GOAL OF THE EXERCISE →
Copy each line of the material below that includes the string "номеру".

INPUT →
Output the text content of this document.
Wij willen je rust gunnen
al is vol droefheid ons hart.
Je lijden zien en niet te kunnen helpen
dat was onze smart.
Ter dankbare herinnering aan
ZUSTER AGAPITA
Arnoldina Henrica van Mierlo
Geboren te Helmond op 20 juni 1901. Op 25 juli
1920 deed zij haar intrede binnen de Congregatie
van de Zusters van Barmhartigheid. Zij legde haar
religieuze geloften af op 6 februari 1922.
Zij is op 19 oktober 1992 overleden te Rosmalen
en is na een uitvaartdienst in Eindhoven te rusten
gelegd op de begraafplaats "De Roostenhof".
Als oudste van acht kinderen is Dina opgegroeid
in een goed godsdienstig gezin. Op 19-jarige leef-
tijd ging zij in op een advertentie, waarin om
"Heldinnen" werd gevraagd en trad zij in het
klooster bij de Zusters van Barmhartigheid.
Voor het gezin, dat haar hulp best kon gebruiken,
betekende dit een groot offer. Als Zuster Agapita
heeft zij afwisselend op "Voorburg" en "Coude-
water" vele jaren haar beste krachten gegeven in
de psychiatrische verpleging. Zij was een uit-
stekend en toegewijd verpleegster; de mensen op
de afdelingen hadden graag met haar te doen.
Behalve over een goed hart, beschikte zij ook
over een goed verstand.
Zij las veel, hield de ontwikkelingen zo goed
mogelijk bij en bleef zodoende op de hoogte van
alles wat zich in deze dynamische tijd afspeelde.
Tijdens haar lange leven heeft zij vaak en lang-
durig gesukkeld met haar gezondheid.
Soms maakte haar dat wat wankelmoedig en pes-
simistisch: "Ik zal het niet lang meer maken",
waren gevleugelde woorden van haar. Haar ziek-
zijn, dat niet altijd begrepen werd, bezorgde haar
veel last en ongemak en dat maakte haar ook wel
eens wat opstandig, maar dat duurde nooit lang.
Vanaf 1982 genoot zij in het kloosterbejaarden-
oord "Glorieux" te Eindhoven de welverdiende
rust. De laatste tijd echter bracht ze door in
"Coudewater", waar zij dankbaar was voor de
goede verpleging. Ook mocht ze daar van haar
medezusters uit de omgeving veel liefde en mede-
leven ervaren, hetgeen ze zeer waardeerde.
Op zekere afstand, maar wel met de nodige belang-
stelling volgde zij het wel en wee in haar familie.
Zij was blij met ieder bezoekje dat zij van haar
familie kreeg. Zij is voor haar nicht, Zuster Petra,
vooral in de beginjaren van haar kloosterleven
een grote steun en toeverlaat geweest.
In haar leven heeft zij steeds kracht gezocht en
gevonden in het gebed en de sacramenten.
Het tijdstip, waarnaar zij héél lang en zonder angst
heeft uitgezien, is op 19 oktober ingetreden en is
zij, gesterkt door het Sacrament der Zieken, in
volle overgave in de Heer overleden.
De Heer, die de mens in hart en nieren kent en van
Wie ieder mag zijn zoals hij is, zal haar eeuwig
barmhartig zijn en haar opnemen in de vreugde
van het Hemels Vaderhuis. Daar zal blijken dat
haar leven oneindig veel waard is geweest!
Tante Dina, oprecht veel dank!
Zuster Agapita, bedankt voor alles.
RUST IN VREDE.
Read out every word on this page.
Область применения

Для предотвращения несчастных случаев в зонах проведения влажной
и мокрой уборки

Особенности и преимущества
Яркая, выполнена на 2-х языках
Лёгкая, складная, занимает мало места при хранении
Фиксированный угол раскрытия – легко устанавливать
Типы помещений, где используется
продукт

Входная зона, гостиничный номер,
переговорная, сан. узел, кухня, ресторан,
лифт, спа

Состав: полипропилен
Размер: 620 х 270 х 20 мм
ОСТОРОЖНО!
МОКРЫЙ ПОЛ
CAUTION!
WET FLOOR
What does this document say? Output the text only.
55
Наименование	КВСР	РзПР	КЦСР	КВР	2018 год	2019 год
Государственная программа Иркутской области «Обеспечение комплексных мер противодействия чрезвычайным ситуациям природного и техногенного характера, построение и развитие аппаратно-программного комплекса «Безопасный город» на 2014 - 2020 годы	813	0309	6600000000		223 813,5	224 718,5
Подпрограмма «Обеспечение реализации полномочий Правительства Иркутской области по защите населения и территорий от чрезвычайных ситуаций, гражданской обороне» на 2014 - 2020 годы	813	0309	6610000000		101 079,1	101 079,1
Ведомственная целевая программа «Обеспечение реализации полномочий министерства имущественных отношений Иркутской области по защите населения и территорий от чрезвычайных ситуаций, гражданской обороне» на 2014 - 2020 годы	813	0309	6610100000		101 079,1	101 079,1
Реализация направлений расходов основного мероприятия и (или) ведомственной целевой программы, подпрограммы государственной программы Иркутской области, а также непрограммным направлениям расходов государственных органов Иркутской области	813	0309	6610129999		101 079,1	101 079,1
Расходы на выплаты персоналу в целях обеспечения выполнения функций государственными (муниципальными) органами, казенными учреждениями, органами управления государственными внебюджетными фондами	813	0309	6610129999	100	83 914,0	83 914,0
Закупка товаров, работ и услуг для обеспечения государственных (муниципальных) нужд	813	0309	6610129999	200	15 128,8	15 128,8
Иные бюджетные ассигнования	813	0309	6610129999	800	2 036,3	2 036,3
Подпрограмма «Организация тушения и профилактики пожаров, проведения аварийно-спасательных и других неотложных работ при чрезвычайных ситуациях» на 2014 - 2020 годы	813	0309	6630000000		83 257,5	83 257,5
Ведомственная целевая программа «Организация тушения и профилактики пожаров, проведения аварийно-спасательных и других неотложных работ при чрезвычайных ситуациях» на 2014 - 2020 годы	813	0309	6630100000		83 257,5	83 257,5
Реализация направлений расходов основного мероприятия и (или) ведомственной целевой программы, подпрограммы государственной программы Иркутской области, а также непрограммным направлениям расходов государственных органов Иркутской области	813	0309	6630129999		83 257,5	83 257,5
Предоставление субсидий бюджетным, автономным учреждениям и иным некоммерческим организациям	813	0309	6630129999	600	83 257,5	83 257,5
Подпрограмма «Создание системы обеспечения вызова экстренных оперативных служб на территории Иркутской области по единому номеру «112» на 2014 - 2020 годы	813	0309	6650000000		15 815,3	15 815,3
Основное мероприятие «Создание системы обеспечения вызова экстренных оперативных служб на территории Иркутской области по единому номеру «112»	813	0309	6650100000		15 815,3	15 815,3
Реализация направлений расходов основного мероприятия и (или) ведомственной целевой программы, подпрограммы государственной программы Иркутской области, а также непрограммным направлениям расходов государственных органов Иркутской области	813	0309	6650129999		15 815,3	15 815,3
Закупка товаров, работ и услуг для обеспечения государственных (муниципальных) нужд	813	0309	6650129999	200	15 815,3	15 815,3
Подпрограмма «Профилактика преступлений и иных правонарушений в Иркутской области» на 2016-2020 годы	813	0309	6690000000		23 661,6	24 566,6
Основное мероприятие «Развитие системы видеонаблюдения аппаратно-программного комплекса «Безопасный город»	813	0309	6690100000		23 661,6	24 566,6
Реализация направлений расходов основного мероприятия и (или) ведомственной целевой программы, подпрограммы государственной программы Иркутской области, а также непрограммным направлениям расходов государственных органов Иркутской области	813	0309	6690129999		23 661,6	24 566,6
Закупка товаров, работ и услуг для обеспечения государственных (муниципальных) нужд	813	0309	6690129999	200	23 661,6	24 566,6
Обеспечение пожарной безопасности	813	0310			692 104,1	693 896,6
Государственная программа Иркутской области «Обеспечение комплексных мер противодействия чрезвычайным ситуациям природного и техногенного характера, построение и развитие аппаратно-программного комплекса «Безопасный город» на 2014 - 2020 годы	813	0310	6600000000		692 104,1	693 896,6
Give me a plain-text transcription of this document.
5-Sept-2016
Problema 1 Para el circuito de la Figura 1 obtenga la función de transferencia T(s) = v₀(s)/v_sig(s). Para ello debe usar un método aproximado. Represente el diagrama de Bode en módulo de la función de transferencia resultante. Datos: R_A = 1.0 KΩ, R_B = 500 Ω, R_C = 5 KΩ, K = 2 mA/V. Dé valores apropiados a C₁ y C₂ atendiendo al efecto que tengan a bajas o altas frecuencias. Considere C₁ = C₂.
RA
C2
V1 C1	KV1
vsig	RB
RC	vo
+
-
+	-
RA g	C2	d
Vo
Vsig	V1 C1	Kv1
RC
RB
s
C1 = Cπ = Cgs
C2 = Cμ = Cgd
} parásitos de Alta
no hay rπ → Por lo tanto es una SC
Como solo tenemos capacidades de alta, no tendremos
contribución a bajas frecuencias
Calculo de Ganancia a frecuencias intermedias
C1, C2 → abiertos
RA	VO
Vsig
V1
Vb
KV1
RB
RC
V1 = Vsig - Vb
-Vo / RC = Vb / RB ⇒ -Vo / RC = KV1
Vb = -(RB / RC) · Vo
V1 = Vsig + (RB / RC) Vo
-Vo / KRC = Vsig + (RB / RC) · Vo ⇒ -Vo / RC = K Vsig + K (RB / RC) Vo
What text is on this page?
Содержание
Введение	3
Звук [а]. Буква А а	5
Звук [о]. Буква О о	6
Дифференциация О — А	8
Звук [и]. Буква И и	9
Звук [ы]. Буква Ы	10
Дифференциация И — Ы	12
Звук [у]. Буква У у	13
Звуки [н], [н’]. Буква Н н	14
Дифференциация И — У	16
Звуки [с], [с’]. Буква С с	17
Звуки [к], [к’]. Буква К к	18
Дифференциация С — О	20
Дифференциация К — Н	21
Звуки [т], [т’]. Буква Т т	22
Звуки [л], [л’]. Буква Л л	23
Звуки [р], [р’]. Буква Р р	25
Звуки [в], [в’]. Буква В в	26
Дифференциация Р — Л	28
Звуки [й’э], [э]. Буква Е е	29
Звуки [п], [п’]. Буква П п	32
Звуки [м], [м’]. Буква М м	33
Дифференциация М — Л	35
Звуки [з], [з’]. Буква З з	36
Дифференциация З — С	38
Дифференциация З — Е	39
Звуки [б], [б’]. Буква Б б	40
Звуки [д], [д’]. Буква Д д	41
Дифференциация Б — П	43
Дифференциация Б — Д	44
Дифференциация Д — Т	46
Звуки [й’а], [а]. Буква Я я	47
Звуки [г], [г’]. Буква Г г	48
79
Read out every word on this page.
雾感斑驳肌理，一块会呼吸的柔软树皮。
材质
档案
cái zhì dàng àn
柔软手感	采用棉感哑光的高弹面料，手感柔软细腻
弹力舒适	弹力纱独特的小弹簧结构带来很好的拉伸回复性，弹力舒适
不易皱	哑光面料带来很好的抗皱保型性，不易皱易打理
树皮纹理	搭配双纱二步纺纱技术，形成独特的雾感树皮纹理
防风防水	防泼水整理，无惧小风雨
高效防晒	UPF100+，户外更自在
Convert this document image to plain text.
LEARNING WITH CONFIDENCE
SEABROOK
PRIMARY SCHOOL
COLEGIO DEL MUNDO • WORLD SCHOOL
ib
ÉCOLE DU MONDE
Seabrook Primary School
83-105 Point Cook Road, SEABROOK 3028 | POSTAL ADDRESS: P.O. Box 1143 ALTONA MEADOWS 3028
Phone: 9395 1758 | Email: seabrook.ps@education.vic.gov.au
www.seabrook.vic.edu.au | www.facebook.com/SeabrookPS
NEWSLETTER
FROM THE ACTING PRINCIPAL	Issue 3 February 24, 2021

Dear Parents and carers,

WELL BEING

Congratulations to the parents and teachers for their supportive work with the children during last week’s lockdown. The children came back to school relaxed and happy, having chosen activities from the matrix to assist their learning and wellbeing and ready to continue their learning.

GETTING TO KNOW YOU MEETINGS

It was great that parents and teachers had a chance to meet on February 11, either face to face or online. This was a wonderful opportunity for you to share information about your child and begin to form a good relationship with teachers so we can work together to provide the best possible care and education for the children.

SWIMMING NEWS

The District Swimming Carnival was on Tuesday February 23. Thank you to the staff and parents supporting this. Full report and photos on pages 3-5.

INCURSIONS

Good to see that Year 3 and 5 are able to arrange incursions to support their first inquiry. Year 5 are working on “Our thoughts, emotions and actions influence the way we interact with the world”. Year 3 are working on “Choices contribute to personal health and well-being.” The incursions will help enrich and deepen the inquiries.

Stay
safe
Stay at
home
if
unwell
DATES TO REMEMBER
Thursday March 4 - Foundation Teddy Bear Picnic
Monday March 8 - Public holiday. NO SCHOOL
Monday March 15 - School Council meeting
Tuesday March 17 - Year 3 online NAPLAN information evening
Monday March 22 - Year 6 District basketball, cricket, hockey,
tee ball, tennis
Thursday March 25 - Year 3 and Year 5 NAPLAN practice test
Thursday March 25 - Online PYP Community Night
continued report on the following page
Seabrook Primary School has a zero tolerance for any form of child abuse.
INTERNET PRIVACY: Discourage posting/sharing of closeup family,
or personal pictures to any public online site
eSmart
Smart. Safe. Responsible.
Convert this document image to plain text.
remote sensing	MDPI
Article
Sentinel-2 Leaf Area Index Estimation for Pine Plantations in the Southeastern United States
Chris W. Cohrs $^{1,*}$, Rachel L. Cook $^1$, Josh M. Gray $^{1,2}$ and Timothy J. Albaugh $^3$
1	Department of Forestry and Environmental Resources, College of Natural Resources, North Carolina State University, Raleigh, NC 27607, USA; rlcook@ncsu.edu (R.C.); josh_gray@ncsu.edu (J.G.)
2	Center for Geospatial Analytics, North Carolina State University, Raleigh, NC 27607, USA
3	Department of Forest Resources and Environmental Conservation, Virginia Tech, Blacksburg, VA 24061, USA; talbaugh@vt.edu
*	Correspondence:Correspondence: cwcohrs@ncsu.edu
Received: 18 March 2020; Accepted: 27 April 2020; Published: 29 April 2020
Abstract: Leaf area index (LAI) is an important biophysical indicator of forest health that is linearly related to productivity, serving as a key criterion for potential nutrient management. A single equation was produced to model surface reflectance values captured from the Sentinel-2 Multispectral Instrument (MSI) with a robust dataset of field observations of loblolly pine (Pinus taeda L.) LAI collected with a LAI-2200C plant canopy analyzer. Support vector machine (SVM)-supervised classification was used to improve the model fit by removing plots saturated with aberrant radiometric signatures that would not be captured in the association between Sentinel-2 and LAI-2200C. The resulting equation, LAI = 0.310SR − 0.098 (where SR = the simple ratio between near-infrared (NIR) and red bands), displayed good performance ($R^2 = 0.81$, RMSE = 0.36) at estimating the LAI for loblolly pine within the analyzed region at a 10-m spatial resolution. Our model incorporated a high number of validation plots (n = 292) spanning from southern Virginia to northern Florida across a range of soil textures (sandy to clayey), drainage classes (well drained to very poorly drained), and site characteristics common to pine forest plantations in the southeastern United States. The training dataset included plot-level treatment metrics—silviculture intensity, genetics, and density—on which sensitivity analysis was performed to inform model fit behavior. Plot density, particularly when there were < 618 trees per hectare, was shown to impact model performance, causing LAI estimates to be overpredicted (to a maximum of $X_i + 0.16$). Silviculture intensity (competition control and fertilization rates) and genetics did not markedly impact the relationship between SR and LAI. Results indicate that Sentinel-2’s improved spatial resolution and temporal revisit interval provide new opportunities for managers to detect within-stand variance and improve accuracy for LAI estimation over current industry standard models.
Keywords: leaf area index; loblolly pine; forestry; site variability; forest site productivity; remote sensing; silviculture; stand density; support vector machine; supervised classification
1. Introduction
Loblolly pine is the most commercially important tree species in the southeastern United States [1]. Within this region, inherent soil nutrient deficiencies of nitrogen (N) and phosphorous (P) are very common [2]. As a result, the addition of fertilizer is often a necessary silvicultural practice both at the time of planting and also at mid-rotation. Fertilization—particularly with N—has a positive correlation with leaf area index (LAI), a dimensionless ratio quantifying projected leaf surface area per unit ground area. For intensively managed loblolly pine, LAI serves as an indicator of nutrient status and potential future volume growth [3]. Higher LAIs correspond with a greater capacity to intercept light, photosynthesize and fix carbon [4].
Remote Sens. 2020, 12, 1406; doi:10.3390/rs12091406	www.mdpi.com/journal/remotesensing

TASK RESULT →
Подпрограмма «Создание системы обеспечения вызова экстренных оперативных служб на территории Иркутской области по единому номеру «112» на 2014 - 2020 годы	813	0309	6650000000		15 815,3	15 815,3
Основное мероприятие «Создание системы обеспечения вызова экстренных оперативных служб на территории Иркутской области по единому номеру «112»	813	0309	6650100000		15 815,3	15 815,3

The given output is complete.